[EXERCISE DIRECTIONS]
Copy out, from the entries below, each line holding the string "Liên".

----- DATASET ROWS

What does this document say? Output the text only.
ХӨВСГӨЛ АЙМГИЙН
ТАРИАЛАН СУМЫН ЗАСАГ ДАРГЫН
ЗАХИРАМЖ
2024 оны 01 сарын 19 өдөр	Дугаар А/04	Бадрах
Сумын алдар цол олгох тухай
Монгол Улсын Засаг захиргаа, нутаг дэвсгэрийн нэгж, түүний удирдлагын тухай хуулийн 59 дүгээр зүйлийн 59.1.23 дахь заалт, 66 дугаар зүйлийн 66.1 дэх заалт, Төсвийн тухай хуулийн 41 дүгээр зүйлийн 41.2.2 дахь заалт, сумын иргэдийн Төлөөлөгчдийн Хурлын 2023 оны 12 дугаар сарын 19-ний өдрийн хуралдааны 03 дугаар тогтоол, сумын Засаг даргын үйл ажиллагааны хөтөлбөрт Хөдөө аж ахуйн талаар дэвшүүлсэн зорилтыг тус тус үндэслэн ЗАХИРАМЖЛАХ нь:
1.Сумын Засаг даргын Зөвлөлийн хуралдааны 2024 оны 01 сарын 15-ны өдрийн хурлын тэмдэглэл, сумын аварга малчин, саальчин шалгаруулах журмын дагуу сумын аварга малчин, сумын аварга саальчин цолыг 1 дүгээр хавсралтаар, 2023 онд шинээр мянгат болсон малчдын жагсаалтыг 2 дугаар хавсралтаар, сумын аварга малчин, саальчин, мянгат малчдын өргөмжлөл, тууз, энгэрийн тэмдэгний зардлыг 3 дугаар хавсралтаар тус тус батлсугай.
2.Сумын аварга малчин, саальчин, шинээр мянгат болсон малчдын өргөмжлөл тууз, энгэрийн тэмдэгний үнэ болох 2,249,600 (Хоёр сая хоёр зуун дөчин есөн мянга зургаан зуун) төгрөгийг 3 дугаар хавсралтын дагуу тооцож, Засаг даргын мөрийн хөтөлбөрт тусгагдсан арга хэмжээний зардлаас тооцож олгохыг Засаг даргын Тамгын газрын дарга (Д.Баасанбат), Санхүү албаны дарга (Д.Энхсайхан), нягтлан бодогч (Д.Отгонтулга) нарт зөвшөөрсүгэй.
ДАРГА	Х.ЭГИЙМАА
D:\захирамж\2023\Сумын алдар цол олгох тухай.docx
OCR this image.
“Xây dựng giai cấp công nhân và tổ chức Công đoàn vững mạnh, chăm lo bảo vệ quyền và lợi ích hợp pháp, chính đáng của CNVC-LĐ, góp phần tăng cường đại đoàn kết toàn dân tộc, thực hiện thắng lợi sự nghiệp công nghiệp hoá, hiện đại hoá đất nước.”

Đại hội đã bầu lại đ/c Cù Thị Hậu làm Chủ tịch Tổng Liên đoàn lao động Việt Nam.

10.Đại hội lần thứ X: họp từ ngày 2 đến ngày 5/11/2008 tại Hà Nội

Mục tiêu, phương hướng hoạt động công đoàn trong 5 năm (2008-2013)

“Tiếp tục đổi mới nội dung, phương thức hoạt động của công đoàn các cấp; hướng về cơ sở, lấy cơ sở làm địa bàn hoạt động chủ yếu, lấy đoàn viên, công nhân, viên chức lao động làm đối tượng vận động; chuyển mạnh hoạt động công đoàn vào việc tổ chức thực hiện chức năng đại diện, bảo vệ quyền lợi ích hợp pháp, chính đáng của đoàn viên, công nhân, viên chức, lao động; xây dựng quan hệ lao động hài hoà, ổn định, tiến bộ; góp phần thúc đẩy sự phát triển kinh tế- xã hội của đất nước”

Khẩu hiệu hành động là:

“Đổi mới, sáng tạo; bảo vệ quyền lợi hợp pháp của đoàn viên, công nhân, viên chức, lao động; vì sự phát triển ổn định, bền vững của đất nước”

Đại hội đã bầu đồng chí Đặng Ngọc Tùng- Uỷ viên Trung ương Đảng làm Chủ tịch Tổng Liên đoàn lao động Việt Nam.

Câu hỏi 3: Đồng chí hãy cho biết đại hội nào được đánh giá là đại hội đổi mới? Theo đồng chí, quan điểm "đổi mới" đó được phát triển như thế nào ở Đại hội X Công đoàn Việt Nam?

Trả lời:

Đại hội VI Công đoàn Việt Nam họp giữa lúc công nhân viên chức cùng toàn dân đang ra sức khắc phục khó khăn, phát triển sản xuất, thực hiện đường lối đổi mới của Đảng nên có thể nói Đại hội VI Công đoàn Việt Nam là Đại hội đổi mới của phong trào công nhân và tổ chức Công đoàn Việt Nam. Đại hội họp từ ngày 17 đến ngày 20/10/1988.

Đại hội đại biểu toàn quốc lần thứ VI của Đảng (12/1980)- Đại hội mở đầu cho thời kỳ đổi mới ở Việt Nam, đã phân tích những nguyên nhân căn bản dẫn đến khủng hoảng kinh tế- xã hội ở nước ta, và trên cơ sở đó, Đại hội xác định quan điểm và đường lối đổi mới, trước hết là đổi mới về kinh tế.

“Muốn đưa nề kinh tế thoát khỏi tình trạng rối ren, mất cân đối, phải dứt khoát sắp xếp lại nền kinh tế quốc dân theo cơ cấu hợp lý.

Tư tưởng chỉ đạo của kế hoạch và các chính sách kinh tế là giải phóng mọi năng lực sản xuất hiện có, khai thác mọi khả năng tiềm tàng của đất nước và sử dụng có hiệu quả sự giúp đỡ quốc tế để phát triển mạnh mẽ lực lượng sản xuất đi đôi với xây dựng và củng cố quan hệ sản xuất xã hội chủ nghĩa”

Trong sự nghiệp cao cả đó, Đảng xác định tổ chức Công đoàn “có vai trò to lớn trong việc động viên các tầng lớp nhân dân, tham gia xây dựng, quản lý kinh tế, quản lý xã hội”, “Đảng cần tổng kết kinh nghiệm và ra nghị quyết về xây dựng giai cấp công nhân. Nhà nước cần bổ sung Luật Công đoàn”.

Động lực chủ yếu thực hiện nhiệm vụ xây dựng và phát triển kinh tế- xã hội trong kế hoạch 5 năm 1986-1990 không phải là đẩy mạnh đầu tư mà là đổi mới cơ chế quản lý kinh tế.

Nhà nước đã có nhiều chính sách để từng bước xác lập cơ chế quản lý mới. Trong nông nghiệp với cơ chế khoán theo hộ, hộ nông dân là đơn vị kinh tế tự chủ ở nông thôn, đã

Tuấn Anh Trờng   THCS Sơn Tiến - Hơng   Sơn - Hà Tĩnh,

----------

[COMPLETE ANSWER]
Đại hội đã bầu lại đ/c Cù Thị Hậu làm Chủ tịch Tổng Liên đoàn lao động Việt Nam.
Đại hội đã bầu đồng chí Đặng Ngọc Tùng- Uỷ viên Trung ương Đảng làm Chủ tịch Tổng Liên đoàn lao động Việt Nam.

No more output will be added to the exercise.